Give all the lines below again, exactly, with no pictures.
□ □ □ □
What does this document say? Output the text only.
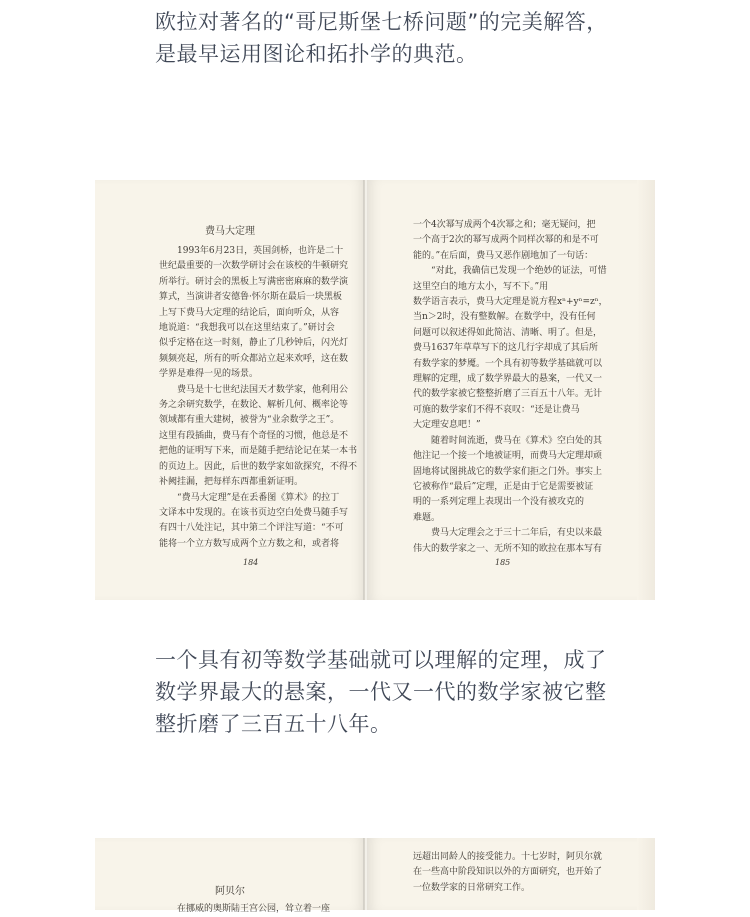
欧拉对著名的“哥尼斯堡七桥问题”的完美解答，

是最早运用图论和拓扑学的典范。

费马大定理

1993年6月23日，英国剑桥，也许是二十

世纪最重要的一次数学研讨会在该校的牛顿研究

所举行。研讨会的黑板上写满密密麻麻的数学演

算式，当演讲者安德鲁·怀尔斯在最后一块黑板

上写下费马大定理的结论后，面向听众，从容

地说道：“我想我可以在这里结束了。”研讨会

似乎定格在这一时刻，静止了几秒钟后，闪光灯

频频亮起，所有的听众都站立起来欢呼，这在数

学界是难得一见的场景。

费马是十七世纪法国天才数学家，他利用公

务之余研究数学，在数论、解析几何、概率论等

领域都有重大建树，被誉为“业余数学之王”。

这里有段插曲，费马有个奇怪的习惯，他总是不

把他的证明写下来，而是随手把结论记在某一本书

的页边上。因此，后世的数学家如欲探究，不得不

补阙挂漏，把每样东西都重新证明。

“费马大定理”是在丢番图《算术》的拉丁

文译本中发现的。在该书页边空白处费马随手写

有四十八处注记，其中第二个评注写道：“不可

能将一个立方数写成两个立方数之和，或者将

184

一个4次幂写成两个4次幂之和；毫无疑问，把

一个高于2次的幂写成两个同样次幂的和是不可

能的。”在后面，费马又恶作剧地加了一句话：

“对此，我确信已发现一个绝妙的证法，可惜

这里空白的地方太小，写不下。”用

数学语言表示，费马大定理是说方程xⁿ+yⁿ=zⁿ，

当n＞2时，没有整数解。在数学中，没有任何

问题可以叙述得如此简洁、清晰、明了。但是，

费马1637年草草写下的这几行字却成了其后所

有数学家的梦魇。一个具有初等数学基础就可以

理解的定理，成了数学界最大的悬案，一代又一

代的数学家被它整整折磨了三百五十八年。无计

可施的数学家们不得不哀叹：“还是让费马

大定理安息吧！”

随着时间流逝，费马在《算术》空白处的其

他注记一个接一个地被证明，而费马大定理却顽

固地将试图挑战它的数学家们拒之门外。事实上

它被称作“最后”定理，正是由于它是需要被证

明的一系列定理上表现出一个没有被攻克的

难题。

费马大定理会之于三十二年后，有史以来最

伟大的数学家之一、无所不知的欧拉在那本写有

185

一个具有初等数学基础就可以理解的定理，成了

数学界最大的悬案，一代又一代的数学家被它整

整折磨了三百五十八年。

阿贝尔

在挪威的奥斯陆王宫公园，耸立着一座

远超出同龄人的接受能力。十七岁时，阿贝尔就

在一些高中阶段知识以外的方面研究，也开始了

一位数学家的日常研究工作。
□ □ □ □
## OUTPUT OF THE EXERCISE
What does this document say? Output the text only.
欧拉对著名的“哥尼斯堡七桥问题”的完美解答，

是最早运用图论和拓扑学的典范。

费马大定理

1993年6月23日，英国剑桥，也许是二十

世纪最重要的一次数学研讨会在该校的牛顿研究

所举行。研讨会的黑板上写满密密麻麻的数学演

算式，当演讲者安德鲁·怀尔斯在最后一块黑板

上写下费马大定理的结论后，面向听众，从容

地说道：“我想我可以在这里结束了。”研讨会

似乎定格在这一时刻，静止了几秒钟后，闪光灯

频频亮起，所有的听众都站立起来欢呼，这在数

学界是难得一见的场景。

费马是十七世纪法国天才数学家，他利用公

务之余研究数学，在数论、解析几何、概率论等

领域都有重大建树，被誉为“业余数学之王”。

这里有段插曲，费马有个奇怪的习惯，他总是不

把他的证明写下来，而是随手把结论记在某一本书

的页边上。因此，后世的数学家如欲探究，不得不

补阙挂漏，把每样东西都重新证明。

“费马大定理”是在丢番图《算术》的拉丁

文译本中发现的。在该书页边空白处费马随手写

有四十八处注记，其中第二个评注写道：“不可

能将一个立方数写成两个立方数之和，或者将

184

一个4次幂写成两个4次幂之和；毫无疑问，把

一个高于2次的幂写成两个同样次幂的和是不可

能的。”在后面，费马又恶作剧地加了一句话：

“对此，我确信已发现一个绝妙的证法，可惜

这里空白的地方太小，写不下。”用

数学语言表示，费马大定理是说方程xⁿ+yⁿ=zⁿ，

当n＞2时，没有整数解。在数学中，没有任何

问题可以叙述得如此简洁、清晰、明了。但是，

费马1637年草草写下的这几行字却成了其后所

有数学家的梦魇。一个具有初等数学基础就可以

理解的定理，成了数学界最大的悬案，一代又一

代的数学家被它整整折磨了三百五十八年。无计

可施的数学家们不得不哀叹：“还是让费马

大定理安息吧！”

随着时间流逝，费马在《算术》空白处的其

他注记一个接一个地被证明，而费马大定理却顽

固地将试图挑战它的数学家们拒之门外。事实上

它被称作“最后”定理，正是由于它是需要被证

明的一系列定理上表现出一个没有被攻克的

难题。

费马大定理会之于三十二年后，有史以来最

伟大的数学家之一、无所不知的欧拉在那本写有

185

一个具有初等数学基础就可以理解的定理，成了

数学界最大的悬案，一代又一代的数学家被它整

整折磨了三百五十八年。

阿贝尔

在挪威的奥斯陆王宫公园，耸立着一座

远超出同龄人的接受能力。十七岁时，阿贝尔就

在一些高中阶段知识以外的方面研究，也开始了

一位数学家的日常研究工作。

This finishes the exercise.